Chart and figure data:
*****
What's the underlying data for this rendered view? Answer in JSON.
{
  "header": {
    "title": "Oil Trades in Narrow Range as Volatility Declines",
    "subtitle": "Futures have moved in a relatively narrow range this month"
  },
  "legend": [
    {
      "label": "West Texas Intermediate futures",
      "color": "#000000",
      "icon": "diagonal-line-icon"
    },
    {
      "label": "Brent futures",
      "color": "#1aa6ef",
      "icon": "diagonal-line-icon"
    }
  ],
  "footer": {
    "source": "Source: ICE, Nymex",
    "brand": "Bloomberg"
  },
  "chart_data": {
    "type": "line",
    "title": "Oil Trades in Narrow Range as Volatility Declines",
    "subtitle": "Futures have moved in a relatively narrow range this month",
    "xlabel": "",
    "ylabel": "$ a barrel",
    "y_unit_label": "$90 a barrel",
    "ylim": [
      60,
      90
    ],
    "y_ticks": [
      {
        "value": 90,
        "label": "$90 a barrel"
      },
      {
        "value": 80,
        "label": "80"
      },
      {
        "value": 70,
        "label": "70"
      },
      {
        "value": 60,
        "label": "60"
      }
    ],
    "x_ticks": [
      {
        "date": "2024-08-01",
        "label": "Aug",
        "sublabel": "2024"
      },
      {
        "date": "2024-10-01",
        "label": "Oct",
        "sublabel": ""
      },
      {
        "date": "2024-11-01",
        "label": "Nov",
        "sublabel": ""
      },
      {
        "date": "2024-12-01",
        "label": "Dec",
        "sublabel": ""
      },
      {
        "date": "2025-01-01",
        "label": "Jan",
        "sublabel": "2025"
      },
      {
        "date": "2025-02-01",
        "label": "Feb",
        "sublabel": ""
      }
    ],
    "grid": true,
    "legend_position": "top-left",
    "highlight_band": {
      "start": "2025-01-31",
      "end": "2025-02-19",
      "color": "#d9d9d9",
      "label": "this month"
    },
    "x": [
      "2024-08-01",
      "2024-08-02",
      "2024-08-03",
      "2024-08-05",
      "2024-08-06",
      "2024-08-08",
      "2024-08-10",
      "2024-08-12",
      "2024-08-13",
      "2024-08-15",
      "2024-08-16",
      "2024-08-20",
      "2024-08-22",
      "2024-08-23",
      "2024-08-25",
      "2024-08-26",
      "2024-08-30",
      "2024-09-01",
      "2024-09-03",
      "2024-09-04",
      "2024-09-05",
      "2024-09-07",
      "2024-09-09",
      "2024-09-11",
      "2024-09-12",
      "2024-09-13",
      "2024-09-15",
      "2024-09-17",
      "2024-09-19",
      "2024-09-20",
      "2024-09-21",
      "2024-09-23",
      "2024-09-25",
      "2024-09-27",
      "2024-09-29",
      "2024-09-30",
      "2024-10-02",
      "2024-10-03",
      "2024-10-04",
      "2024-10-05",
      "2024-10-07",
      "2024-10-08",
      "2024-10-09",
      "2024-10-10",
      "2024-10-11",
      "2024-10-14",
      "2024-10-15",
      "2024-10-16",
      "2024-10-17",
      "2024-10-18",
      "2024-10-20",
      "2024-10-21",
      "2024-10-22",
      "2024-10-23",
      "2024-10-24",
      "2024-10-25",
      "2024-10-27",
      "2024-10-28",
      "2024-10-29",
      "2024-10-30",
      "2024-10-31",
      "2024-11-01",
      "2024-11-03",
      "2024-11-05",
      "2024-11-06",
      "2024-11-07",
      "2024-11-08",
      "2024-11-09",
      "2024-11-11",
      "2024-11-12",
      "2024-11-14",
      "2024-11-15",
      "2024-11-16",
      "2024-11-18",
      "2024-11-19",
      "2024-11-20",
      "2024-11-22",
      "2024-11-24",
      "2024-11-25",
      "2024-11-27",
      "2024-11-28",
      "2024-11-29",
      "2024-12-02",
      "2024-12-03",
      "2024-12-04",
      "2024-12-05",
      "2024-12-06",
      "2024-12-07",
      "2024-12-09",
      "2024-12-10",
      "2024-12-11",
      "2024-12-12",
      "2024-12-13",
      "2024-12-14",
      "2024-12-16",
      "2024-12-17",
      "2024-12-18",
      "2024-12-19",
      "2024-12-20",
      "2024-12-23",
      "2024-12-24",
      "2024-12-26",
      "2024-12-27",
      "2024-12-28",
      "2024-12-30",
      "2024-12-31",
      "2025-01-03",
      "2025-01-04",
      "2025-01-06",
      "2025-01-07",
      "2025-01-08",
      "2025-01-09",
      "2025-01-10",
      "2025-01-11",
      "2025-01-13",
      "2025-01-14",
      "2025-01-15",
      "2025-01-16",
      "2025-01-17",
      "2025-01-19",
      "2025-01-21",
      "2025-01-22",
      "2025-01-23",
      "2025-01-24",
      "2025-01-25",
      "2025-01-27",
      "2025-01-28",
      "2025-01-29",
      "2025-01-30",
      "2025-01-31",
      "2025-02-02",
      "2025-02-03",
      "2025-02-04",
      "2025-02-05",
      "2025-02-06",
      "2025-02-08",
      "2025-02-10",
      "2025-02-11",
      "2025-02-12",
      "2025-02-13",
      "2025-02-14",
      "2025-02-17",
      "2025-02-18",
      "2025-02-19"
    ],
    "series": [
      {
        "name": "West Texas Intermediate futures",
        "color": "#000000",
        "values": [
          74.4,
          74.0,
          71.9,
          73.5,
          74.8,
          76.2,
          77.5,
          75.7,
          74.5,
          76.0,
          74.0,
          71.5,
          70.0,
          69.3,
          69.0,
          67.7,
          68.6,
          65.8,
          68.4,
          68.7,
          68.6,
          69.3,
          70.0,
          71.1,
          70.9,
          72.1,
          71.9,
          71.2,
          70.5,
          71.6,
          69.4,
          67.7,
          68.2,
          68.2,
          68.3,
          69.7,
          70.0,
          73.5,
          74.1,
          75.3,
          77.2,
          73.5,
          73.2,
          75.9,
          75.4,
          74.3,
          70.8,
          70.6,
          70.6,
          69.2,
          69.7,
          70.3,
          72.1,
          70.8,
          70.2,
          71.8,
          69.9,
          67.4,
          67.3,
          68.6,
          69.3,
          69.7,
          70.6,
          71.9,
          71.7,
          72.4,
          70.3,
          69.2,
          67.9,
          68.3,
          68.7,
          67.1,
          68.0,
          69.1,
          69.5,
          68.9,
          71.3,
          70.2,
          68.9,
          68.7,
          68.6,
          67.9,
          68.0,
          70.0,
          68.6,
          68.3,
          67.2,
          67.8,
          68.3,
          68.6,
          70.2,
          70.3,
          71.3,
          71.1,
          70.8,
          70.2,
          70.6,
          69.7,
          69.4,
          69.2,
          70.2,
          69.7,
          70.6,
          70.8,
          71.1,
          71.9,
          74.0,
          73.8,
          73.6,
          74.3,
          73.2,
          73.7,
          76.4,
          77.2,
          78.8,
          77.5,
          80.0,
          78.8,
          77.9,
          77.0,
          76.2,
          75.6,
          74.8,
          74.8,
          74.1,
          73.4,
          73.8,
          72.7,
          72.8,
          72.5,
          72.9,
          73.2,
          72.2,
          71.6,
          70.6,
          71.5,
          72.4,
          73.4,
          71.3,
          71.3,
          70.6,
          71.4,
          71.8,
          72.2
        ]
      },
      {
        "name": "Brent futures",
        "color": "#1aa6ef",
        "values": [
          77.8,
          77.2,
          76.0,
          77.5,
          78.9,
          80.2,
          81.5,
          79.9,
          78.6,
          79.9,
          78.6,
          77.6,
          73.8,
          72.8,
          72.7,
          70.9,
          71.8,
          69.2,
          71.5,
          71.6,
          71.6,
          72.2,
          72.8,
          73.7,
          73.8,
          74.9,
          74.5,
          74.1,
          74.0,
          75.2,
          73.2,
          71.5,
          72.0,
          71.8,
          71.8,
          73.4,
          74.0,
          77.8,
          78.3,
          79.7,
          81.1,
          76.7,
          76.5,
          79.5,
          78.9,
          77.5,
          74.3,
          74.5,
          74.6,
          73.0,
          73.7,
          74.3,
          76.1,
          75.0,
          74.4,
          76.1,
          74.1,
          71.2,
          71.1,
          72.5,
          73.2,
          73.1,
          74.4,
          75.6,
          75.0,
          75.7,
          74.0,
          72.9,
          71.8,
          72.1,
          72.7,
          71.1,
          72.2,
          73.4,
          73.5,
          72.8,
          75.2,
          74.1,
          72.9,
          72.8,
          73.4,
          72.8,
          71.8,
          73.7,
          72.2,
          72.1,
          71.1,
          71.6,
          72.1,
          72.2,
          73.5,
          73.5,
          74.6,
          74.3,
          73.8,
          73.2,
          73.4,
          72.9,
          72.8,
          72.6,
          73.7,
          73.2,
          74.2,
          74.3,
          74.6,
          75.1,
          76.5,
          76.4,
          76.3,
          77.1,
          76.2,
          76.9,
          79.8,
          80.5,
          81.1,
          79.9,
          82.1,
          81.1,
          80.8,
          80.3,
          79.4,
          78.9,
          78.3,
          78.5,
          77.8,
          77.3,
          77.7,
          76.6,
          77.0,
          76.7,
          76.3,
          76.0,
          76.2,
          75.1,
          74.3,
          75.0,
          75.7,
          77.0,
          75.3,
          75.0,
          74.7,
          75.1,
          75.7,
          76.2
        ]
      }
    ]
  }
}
*****
* [What is asked] Copy out every line in the entries above that holds "Brent".

* [Expected answer]
      "label": "Brent futures",
        "name": "Brent futures",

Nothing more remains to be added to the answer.